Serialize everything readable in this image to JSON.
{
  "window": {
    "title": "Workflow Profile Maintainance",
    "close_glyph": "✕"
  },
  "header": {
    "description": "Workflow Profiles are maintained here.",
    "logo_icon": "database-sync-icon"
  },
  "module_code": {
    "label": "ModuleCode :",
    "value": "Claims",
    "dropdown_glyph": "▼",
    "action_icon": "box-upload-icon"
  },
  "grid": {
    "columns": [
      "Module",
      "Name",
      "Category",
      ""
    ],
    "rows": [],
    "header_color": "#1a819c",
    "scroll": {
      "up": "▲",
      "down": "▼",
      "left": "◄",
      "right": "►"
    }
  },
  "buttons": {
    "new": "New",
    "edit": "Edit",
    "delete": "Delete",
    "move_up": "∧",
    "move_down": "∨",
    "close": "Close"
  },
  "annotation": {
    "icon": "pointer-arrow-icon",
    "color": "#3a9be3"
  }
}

════════════════

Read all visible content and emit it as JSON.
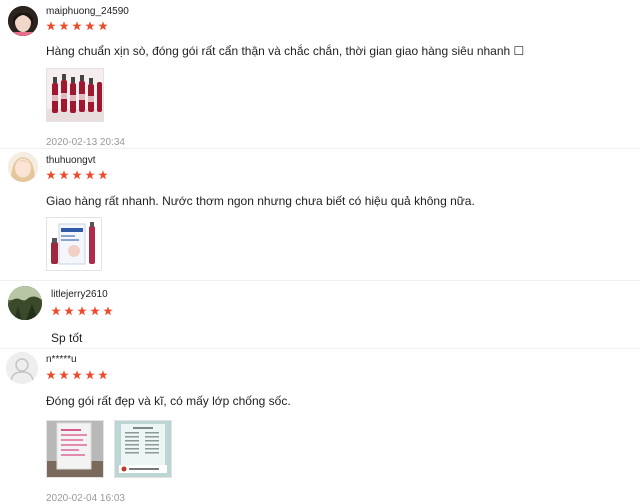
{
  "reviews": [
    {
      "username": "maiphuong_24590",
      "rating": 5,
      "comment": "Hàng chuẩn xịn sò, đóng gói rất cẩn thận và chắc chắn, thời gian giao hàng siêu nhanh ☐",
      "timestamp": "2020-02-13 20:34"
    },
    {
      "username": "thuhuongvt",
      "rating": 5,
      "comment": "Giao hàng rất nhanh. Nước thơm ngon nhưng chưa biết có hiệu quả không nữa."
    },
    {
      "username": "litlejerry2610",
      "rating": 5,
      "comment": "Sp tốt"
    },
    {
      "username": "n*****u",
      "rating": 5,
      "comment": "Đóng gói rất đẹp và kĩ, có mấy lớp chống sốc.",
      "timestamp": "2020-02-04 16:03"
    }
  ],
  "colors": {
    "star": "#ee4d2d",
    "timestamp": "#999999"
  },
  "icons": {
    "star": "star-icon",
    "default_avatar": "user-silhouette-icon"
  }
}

════════════════

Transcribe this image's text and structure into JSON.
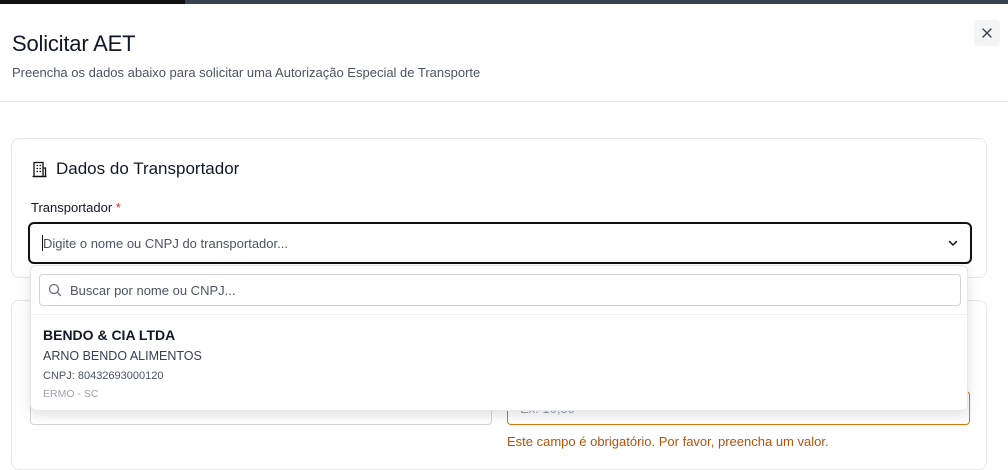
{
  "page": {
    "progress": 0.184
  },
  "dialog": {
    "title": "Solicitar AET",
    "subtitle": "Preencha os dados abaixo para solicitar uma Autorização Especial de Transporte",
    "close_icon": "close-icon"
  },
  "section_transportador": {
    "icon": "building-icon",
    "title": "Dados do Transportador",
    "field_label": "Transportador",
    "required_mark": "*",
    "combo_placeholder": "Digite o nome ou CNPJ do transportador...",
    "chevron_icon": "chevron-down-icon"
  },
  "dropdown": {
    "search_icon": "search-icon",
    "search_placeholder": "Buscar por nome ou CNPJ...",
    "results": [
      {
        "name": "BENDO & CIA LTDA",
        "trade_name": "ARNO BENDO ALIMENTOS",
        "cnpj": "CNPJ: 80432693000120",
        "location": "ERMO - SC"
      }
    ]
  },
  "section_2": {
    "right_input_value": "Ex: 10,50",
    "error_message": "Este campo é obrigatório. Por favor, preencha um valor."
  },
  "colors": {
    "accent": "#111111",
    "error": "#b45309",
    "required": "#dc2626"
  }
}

════════════════

_GOAL:_
Find the lines containing "this" and pull them out.

_FULL RESPONSE:_
Serialize everything readable in this image to JSON.
Transcribe this image's text and structure into JSON.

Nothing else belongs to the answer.